Search the data below for the string "肝肾的疏泻". Extract every line that contains it.

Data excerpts
------------

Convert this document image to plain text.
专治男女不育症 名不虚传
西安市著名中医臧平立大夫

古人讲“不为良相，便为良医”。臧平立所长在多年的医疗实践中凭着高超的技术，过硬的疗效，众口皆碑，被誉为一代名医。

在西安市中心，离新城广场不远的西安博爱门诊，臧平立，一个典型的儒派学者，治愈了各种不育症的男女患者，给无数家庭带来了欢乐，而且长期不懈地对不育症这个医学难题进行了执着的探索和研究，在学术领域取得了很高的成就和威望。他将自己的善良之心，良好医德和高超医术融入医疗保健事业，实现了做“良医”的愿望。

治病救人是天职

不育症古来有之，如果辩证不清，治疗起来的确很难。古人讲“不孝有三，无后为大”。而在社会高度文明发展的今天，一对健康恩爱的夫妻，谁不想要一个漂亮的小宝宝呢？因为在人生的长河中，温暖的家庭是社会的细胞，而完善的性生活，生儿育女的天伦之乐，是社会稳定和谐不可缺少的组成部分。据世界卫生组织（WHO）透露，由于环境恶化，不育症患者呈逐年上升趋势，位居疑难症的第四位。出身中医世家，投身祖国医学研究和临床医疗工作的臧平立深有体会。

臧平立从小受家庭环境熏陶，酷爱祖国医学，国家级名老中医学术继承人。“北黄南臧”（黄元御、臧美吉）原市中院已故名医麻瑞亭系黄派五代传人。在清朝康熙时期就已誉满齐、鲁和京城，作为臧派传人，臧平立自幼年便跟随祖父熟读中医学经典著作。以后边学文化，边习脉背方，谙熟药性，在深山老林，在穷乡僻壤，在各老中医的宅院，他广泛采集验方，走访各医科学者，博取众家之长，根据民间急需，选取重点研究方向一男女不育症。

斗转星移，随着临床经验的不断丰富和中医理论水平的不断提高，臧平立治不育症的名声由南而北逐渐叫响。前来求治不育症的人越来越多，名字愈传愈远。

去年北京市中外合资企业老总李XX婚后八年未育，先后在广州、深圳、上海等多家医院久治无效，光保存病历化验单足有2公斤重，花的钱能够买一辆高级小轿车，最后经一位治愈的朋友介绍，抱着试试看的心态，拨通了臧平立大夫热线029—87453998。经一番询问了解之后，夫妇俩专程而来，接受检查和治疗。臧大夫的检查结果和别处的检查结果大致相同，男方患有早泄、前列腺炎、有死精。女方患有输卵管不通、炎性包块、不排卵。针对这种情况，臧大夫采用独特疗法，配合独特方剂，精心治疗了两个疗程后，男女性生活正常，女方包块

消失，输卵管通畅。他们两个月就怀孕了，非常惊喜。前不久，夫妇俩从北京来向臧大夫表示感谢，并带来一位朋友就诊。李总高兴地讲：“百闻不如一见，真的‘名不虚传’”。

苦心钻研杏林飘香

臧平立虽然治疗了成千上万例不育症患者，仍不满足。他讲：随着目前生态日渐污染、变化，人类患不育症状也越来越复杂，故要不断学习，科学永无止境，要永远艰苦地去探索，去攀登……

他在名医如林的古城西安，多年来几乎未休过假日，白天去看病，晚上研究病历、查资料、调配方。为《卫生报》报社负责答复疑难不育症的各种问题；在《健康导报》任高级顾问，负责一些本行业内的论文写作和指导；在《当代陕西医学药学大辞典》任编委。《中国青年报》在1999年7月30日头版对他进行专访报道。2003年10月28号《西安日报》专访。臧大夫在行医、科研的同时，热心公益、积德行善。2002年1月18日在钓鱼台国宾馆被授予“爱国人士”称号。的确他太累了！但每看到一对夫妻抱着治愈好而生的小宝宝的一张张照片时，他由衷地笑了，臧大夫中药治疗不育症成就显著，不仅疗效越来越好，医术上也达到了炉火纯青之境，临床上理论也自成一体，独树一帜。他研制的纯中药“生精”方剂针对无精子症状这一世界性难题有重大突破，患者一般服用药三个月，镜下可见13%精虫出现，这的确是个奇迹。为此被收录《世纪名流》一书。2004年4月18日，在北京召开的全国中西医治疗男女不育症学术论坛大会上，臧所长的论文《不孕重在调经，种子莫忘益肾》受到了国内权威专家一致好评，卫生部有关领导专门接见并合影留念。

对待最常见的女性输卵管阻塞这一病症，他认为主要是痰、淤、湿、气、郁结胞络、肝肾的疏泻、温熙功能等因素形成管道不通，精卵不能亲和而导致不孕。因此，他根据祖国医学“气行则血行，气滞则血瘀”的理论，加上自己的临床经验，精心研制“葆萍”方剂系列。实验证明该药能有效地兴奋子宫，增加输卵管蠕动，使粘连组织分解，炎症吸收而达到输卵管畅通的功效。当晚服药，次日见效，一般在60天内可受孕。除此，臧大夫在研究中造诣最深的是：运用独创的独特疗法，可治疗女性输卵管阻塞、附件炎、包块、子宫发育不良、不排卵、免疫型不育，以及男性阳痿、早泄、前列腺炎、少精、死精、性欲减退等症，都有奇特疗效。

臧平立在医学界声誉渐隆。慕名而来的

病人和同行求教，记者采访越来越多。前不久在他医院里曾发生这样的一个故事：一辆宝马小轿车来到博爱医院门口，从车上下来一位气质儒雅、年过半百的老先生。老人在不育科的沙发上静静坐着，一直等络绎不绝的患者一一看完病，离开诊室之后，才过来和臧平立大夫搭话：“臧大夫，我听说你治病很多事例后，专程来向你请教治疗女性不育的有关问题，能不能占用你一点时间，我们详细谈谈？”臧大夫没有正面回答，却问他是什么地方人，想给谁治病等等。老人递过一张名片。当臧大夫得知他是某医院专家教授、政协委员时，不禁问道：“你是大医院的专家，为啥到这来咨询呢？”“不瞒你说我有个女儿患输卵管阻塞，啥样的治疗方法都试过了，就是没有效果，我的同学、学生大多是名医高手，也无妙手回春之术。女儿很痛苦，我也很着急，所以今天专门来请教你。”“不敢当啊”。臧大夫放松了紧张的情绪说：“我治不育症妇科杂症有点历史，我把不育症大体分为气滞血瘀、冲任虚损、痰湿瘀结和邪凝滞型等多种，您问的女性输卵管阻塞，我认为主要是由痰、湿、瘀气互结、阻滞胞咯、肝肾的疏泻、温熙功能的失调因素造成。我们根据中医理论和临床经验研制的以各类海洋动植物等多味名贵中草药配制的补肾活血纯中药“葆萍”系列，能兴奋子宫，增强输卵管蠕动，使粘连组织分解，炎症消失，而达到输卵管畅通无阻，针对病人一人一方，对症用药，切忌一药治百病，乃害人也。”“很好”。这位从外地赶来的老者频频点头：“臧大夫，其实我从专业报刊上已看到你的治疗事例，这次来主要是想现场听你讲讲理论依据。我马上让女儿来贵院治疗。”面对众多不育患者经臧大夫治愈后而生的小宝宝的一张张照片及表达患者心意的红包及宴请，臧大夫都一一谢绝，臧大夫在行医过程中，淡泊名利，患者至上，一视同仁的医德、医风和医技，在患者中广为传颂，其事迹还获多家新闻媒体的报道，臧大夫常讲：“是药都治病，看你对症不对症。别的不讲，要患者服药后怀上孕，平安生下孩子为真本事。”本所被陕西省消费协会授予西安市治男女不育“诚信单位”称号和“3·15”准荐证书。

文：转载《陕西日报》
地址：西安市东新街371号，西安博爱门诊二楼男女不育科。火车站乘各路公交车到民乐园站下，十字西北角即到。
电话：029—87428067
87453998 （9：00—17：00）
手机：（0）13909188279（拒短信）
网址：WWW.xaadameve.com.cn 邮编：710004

------------

= Written answer =
对待最常见的女性输卵管阻塞这一病症，他认为主要是痰、淤、湿、气、郁结胞络、肝肾的疏泻、温熙功能等因素形成管道不通，精卵不能亲和而导致不孕。因此，他根据祖国医学“气行则血行，气滞则血瘀”的理论，加上自己的临床经验，精心研制“葆萍”方剂系列。实验证明该药能有效地兴奋子宫，增加输卵管蠕动，使粘连组织分解，炎症吸收而达到输卵管畅通的功效。当晚服药，次日见效，一般在60天内可受孕。除此，臧大夫在研究中造诣最深的是：运用独创的独特疗法，可治疗女性输卵管阻塞、附件炎、包块、子宫发育不良、不排卵、免疫型不育，以及男性阳痿、早泄、前列腺炎、少精、死精、性欲减退等症，都有奇特疗效。
病人和同行求教，记者采访越来越多。前不久在他医院里曾发生这样的一个故事：一辆宝马小轿车来到博爱医院门口，从车上下来一位气质儒雅、年过半百的老先生。老人在不育科的沙发上静静坐着，一直等络绎不绝的患者一一看完病，离开诊室之后，才过来和臧平立大夫搭话：“臧大夫，我听说你治病很多事例后，专程来向你请教治疗女性不育的有关问题，能不能占用你一点时间，我们详细谈谈？”臧大夫没有正面回答，却问他是什么地方人，想给谁治病等等。老人递过一张名片。当臧大夫得知他是某医院专家教授、政协委员时，不禁问道：“你是大医院的专家，为啥到这来咨询呢？”“不瞒你说我有个女儿患输卵管阻塞，啥样的治疗方法都试过了，就是没有效果，我的同学、学生大多是名医高手，也无妙手回春之术。女儿很痛苦，我也很着急，所以今天专门来请教你。”“不敢当啊”。臧大夫放松了紧张的情绪说：“我治不育症妇科杂症有点历史，我把不育症大体分为气滞血瘀、冲任虚损、痰湿瘀结和邪凝滞型等多种，您问的女性输卵管阻塞，我认为主要是由痰、湿、瘀气互结、阻滞胞咯、肝肾的疏泻、温熙功能的失调因素造成。我们根据中医理论和临床经验研制的以各类海洋动植物等多味名贵中草药配制的补肾活血纯中药“葆萍”系列，能兴奋子宫，增强输卵管蠕动，使粘连组织分解，炎症消失，而达到输卵管畅通无阻，针对病人一人一方，对症用药，切忌一药治百病，乃害人也。”“很好”。这位从外地赶来的老者频频点头：“臧大夫，其实我从专业报刊上已看到你的治疗事例，这次来主要是想现场听你讲讲理论依据。我马上让女儿来贵院治疗。”面对众多不育患者经臧大夫治愈后而生的小宝宝的一张张照片及表达患者心意的红包及宴请，臧大夫都一一谢绝，臧大夫在行医过程中，淡泊名利，患者至上，一视同仁的医德、医风和医技，在患者中广为传颂，其事迹还获多家新闻媒体的报道，臧大夫常讲：“是药都治病，看你对症不对症。别的不讲，要患者服药后怀上孕，平安生下孩子为真本事。”本所被陕西省消费协会授予西安市治男女不育“诚信单位”称号和“3·15”准荐证书。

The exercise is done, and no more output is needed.